— start of Supplied text —
The paper, titled “NCAP 2.0: Towards an Integrated Air Quality Framework for India”, asked for the next phase to move beyond the present focus on 130 non-attainment cities and adopt an airshed- and state-level approach that captures pollution sources across urban, peri-urban and rural areas.

The authors said air pollution crosses administrative borders and the programme must be redesigned to reflect that reality. India launched the National Clean Air Programme (NCAP) in 2019 with a target to reduce particulate pollution by 20-30 per cent by 2024, using 2017 as the base year. The target was later revised to a 40 per cent reduction by 2026, using 2019-20 as the base year.

In practice, only PM10 concentration is being considered for performance assessment.

The white paper said that a state-led hybrid institutional model would be more practical for immediate action, with state environment departments acting as nodal coordinators, pollution control boards handling large-scale and cross-cutting sources and urban local bodies continuing to lead city-level measures such as road dust control, waste management and greening.

This, the paper said, would reduce jurisdictional confusion and allow tailored plans based on each state’s pollution profile.

The authors said while India has more than 560 continuous ambient air quality monitoring stations and over 800 manual monitoring stations, many cities still rely on a single continuous monitor and rural coverage is negligible.

They called for a denser network using lower-cost sensors alongside existing continuous monitors, independent audits of monitoring sites and a hybrid system that tracks pollutants beyond PM10 and PM2.5 to ensure data reliability and transparency.

The authors said that NCAP 2.0 must shift its performance framework away from narrow outcome-only metrics such as the number of “good” air quality days. Instead, they recommend a composite set of indicators blending inputs, processes and outputs and stress measuring absolute reductions in PM2.5 concentrations alongside PM10.

Prepared by a group of air quality experts and backed by think tanks and environmental groups, including the Center for Study of Science, Technology and Policy, Centre for Research on Energy and Clean Air, WRI India and Asar, the paper urged linking budgetary allocations directly to sectoral and geographic pollutant reductions so that funding is tied to measurable results.

To make policy decisions evidence-driven, the white paper called for state-level emission inventories and scientific modelling to set realistic emission reduction targets and identify priority sectors. The paper also suggested staggered PM2.5 benchmarks, setting an annual target of 35 micrograms per cubic metre.
— end of Supplied text —
▶ **Work to do**:
Answer these questions using the NCAP 2.0 article.
1. In what year did India launch the National Clean Air Programme?
2. How many continuous ambient air quality monitoring stations does India have?
3. What annual PM2.5 target did the paper suggest?
— start of Data shown —
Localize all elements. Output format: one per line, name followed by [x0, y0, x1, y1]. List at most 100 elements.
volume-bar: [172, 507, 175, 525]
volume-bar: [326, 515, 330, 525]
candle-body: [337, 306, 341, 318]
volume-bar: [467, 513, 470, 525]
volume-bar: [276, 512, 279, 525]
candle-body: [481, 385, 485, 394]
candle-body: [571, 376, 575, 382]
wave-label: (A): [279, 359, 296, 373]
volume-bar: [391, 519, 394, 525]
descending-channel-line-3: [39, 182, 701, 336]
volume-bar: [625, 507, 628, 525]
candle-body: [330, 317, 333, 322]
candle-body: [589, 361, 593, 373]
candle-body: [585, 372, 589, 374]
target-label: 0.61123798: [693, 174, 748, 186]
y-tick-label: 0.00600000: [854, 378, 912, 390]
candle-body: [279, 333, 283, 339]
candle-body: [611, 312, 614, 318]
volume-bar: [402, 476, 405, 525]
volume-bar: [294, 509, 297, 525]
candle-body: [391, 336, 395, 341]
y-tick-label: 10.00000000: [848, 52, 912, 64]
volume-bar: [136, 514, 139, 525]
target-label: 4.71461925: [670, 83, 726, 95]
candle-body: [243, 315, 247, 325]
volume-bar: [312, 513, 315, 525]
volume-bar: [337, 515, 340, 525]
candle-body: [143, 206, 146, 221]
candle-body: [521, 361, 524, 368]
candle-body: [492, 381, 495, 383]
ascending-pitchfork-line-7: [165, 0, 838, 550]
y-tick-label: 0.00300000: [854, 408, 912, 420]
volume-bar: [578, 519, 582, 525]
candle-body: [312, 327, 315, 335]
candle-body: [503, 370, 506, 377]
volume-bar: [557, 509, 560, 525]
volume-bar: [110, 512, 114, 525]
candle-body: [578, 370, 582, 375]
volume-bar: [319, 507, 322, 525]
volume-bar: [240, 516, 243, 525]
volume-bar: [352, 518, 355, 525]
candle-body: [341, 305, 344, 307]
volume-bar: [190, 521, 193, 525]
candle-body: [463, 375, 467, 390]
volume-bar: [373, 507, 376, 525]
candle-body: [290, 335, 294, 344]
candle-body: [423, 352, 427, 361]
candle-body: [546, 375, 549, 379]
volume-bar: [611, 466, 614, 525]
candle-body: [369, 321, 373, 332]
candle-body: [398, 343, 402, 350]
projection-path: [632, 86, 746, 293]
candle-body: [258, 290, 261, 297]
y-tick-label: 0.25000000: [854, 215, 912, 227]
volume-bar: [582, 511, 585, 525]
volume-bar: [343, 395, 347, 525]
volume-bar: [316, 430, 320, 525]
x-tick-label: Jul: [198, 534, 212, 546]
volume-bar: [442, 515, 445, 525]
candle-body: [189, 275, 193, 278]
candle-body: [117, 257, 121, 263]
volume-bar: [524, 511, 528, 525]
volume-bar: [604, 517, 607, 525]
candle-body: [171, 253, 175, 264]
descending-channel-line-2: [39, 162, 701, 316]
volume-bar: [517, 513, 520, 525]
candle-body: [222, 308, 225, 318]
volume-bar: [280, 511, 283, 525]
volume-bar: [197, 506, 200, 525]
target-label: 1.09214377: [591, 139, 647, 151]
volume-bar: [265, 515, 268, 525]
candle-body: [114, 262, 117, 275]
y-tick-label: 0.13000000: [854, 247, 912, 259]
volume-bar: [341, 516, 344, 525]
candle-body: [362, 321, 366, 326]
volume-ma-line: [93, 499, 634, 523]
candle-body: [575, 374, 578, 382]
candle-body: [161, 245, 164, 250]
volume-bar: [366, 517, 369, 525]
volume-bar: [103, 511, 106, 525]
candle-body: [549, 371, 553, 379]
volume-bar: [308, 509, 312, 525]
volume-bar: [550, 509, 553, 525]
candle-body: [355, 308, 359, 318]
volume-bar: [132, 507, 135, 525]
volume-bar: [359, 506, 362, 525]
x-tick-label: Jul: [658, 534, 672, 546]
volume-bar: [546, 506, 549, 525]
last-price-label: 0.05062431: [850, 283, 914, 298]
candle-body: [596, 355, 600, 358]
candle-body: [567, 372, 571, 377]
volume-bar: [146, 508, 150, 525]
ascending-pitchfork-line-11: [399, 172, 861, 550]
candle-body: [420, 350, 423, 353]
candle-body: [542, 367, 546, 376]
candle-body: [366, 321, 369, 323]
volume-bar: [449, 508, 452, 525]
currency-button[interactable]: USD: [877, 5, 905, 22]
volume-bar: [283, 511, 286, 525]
— end of Data shown —
▶ **Output for this exercise**:
1. 2019
2. More than 560
3. 35 micrograms per cubic meter